Dataset records:
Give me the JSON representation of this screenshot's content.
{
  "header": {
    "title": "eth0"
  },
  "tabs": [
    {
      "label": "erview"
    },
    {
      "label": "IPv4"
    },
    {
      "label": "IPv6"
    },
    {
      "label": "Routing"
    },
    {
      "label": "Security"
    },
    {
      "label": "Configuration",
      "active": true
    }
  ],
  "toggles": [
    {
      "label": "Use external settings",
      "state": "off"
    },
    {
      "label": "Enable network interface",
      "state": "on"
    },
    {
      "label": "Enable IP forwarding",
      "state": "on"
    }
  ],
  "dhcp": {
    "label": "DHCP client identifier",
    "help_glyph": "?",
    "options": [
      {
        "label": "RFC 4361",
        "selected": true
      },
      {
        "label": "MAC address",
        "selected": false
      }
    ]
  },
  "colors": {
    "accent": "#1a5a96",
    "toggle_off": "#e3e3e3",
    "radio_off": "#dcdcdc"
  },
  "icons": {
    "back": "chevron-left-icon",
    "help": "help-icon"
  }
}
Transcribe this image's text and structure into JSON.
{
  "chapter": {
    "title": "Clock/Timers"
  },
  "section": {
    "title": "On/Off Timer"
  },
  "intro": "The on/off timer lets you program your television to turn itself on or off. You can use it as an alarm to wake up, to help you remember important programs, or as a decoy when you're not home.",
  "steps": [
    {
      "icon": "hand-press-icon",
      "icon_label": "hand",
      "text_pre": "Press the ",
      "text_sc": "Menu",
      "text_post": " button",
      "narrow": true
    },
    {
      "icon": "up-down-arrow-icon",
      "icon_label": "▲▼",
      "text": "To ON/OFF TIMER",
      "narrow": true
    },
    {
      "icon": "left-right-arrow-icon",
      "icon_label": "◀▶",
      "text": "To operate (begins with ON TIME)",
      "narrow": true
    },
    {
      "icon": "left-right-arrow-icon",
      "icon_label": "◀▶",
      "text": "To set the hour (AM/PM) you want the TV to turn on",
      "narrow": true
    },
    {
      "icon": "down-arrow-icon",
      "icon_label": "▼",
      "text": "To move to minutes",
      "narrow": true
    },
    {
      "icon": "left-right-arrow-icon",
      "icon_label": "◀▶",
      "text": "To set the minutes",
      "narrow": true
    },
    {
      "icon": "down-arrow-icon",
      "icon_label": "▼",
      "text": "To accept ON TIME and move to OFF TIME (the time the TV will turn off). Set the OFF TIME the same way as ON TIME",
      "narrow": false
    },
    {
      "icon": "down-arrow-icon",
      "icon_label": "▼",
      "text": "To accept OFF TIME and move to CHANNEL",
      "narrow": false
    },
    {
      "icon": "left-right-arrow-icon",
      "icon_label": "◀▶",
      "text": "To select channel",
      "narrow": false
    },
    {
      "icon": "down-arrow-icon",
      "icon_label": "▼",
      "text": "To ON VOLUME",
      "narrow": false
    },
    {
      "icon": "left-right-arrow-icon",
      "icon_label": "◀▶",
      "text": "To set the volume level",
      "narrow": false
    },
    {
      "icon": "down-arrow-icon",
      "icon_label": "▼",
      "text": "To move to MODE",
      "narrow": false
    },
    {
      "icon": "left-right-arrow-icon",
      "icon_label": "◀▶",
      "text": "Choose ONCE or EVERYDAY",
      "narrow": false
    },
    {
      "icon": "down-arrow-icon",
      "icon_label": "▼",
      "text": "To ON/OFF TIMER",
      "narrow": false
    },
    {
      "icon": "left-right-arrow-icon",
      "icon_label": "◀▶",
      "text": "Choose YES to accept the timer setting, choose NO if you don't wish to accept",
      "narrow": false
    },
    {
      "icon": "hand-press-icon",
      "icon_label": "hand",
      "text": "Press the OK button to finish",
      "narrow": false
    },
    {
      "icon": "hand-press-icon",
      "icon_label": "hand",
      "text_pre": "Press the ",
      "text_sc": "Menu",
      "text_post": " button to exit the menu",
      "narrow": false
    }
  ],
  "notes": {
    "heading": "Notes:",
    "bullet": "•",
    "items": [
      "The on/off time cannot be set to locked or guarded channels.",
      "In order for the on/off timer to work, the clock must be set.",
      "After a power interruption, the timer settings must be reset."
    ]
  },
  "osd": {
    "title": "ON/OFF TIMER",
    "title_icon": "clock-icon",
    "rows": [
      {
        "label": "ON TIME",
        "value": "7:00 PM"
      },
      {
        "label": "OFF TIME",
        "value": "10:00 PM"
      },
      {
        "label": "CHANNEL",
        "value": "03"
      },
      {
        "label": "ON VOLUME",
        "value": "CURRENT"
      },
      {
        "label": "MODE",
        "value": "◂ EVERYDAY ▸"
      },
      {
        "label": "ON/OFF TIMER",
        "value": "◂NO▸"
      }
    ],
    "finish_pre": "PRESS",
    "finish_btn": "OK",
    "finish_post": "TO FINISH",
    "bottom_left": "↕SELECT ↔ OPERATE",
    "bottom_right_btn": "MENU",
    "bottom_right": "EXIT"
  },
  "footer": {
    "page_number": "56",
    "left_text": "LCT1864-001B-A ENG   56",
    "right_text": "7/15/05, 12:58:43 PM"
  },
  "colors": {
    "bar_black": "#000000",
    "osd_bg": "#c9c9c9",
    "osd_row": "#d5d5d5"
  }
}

» WHAT IS EXPECTED: Search the data for "this" and list every line in which it occurs.

» EXPECTED OUTPUT:
Give me the JSON representation of this screenshot's content.
Transcribe this image's text and structure into JSON.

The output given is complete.